EXERCISE ▸ Take from the listing each line that has the string "Длина".

RAW DATA ▸
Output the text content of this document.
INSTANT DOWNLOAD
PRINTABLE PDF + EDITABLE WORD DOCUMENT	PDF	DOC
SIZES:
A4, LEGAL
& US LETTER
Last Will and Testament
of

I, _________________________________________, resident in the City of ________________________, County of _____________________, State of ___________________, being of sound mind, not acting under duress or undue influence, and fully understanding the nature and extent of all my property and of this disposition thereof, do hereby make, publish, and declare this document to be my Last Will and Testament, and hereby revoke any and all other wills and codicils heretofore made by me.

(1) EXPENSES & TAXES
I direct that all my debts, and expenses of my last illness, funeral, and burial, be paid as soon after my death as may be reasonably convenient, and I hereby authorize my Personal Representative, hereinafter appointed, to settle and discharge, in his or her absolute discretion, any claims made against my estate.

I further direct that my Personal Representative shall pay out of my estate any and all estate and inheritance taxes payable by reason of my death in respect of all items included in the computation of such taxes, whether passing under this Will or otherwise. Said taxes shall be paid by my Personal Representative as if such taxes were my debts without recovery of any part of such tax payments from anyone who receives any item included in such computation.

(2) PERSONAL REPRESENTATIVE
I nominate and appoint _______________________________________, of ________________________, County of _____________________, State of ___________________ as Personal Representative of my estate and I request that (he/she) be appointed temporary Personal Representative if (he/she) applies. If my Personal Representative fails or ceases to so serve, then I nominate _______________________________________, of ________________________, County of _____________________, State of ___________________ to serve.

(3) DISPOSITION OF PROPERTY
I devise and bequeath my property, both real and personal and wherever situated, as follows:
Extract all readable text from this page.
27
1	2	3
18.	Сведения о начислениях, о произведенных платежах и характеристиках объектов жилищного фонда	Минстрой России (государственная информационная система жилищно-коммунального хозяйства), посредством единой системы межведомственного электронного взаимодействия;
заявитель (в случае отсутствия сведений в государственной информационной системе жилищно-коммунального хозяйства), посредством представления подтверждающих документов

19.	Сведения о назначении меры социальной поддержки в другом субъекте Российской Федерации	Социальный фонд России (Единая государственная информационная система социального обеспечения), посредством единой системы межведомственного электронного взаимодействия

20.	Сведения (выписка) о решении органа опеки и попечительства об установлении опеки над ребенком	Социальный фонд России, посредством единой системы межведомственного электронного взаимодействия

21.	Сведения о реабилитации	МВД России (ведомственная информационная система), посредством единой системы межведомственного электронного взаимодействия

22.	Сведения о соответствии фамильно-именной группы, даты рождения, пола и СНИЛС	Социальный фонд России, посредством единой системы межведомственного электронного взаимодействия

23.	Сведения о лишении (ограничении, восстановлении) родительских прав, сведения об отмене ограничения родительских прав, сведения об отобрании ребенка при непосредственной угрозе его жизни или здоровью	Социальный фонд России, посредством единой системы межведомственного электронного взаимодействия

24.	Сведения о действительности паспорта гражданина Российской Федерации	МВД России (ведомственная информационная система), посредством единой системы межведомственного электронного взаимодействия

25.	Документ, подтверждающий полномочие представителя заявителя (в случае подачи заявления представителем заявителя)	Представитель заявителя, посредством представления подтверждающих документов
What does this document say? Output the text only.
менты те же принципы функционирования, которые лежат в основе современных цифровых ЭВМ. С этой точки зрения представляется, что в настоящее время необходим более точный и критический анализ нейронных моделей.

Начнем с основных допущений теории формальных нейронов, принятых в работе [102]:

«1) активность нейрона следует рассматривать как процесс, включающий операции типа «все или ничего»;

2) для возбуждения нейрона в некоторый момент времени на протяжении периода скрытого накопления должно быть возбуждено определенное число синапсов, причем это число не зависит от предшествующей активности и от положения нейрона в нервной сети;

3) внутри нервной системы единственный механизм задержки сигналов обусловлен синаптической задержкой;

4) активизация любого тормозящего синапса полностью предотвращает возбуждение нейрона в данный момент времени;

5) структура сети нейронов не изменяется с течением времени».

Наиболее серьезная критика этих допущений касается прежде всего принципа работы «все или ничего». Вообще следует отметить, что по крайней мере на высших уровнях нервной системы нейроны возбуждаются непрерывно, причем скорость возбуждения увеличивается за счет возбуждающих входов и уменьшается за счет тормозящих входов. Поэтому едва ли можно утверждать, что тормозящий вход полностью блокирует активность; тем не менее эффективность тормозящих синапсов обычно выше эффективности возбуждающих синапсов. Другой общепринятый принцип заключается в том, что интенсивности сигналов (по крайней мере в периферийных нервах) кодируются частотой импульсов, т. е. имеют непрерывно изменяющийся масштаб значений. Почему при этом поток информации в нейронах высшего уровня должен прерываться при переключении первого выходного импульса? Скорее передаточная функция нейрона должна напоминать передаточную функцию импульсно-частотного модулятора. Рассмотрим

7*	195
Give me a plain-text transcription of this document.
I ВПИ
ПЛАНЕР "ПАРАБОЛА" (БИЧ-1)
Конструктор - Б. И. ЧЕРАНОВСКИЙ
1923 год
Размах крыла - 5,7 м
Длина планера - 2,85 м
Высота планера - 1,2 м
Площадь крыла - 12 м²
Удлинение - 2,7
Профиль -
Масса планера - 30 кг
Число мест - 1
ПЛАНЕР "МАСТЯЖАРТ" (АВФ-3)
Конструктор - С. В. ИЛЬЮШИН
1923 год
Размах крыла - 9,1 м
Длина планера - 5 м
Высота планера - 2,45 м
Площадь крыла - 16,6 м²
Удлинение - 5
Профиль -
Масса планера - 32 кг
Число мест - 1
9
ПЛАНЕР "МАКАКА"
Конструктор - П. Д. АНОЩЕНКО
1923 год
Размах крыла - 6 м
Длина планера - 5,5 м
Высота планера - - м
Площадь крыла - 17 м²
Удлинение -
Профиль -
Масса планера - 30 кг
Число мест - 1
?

RESPONSE TO THIS EXERCISE ▸
Длина планера - 2,85 м
Длина планера - 5 м
Длина планера - 5,5 м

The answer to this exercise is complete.